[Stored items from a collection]

:::::

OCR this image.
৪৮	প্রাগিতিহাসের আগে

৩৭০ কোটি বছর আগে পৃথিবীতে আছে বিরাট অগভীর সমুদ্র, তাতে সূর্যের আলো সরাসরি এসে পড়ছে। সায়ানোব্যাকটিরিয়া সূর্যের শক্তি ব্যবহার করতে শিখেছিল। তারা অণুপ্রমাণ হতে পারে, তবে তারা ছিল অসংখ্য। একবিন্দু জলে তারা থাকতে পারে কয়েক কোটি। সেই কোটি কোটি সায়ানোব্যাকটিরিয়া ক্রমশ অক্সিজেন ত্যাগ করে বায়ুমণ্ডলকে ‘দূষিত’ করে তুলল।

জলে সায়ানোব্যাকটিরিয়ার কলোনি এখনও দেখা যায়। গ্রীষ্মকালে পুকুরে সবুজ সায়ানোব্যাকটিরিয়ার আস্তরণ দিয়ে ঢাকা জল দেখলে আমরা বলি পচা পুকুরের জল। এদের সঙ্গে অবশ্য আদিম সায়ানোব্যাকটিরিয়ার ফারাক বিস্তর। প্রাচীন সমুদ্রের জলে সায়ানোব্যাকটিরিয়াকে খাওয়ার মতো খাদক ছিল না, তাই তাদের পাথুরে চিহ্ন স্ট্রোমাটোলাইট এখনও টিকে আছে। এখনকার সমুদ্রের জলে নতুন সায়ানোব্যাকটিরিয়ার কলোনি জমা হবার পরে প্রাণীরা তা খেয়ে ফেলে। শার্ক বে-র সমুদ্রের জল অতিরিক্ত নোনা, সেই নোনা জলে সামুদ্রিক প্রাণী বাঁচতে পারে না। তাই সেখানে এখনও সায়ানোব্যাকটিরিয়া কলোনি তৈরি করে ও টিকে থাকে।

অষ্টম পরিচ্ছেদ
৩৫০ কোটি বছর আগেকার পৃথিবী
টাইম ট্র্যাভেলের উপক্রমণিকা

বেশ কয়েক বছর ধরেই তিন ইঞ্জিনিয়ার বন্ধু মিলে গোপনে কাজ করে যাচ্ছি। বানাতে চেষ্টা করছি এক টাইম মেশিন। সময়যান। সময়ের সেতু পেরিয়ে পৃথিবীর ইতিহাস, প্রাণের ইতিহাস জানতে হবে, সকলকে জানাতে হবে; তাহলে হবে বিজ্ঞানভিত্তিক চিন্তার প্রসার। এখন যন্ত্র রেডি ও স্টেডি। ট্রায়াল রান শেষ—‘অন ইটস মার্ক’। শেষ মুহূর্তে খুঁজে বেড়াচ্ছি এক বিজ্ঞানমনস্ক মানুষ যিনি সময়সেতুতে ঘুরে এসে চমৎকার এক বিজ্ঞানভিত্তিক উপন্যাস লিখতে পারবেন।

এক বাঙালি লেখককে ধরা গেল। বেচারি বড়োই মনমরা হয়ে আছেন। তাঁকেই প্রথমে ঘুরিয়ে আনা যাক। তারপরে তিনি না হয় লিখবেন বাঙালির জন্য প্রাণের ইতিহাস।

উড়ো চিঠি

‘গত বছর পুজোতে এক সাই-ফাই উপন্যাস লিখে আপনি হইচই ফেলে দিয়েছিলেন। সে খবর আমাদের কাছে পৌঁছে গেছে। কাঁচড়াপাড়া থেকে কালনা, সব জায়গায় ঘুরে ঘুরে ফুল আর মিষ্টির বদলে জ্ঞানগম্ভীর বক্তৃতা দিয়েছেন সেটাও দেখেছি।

:::::

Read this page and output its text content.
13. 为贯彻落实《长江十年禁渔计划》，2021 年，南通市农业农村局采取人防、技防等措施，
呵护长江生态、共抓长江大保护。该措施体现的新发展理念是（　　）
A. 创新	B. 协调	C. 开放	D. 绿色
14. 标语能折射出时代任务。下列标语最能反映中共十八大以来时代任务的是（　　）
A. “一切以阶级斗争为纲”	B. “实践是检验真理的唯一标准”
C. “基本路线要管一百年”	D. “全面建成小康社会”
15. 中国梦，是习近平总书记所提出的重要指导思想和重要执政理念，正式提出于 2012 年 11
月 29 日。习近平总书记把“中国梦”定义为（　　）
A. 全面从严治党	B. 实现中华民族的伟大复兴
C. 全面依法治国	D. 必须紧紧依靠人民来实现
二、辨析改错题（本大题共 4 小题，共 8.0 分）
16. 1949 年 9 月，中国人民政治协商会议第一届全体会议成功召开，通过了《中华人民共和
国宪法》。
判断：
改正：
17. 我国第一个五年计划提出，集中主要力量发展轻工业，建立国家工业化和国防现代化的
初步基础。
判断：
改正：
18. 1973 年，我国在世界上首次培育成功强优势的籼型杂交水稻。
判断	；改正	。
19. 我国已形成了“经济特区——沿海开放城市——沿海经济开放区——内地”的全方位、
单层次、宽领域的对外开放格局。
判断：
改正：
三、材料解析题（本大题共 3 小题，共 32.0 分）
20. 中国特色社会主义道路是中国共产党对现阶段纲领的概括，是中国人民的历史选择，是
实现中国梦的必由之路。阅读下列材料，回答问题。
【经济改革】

:::::

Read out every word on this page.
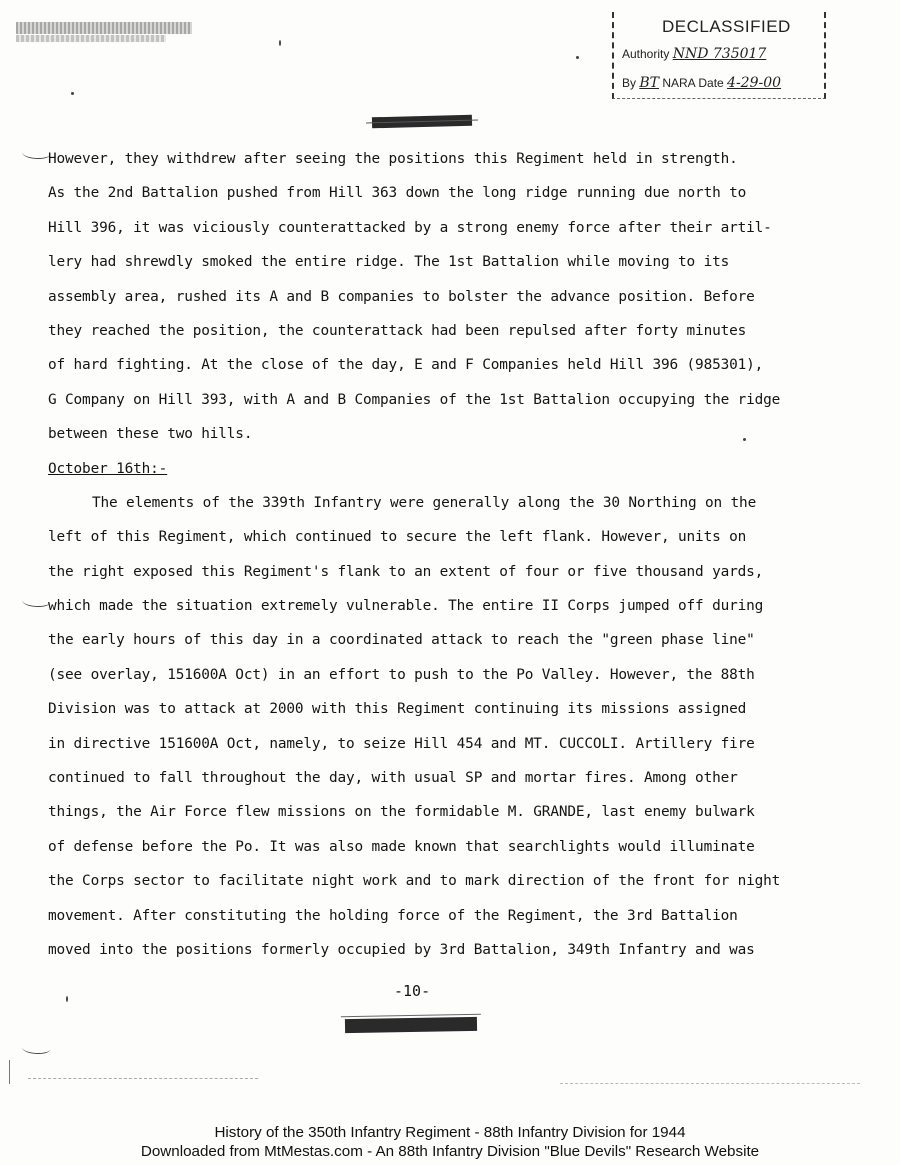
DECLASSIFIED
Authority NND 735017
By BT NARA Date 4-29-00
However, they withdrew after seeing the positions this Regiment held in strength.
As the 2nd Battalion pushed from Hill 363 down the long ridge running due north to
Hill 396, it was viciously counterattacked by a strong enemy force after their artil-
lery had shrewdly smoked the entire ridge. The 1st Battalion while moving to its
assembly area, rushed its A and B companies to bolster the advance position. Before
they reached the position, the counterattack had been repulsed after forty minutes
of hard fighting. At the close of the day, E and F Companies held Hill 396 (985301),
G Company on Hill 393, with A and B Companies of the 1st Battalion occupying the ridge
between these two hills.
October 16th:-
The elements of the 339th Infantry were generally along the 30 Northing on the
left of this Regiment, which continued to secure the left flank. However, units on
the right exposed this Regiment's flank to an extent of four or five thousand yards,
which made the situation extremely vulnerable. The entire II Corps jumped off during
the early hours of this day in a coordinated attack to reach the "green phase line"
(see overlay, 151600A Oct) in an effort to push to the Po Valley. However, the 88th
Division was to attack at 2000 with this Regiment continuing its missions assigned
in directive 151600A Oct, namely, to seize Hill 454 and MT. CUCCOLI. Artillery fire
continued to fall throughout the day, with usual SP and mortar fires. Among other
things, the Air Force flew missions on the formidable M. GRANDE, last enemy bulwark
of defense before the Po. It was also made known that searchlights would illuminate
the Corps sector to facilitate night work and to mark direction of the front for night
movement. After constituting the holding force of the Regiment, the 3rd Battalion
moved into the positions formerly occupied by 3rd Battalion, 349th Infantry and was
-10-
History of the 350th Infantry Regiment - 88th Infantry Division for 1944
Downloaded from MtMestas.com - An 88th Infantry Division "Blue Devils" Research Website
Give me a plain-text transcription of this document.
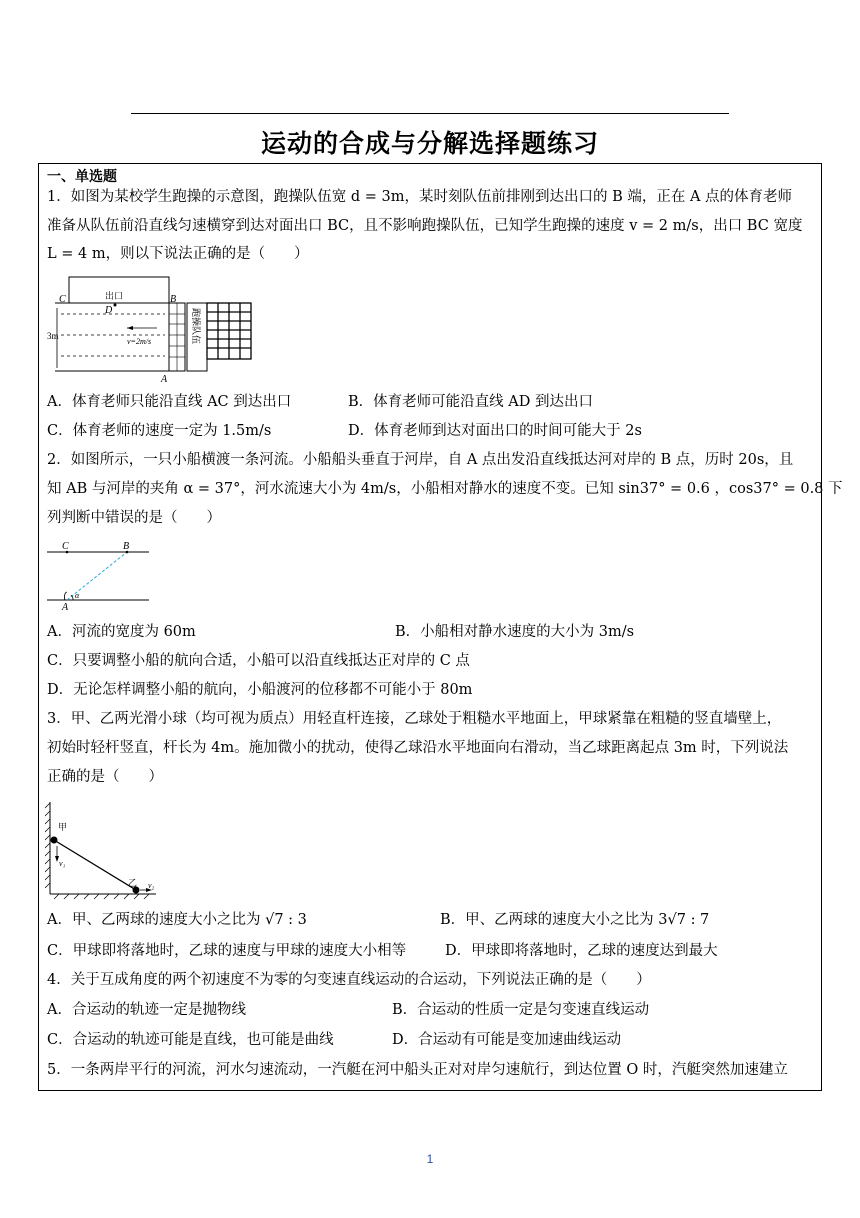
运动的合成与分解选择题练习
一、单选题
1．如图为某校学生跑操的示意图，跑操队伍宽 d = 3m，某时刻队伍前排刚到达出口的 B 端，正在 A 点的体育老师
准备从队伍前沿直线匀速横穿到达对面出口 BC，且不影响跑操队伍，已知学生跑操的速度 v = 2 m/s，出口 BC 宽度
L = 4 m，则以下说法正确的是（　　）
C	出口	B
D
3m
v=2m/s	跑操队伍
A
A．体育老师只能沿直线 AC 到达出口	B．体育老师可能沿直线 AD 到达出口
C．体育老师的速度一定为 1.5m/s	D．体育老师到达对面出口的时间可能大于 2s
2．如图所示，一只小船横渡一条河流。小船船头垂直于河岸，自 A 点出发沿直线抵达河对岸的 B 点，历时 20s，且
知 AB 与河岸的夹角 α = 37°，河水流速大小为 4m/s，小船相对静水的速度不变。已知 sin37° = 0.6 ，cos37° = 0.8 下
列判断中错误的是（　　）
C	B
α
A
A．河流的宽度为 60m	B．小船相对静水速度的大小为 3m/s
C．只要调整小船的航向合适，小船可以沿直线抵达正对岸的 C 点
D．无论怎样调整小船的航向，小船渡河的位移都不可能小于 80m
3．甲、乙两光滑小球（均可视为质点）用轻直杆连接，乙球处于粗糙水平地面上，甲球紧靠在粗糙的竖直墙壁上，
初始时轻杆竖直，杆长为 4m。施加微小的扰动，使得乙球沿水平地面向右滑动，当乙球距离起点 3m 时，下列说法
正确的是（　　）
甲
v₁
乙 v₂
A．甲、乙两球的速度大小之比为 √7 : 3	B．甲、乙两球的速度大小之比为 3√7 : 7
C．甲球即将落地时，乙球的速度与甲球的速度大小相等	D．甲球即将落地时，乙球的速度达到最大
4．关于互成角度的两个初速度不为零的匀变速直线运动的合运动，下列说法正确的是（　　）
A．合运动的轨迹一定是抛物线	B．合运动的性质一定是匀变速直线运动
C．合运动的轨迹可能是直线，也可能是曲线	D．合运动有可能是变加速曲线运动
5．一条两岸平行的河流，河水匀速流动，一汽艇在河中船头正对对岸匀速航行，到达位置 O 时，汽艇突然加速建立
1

:::::

Extract from the material all lines containing the string "However".

FINISHED EXERCISE:
However, they withdrew after seeing the positions this Regiment held in strength.
left of this Regiment, which continued to secure the left flank. However, units on
(see overlay, 151600A Oct) in an effort to push to the Po Valley. However, the 88th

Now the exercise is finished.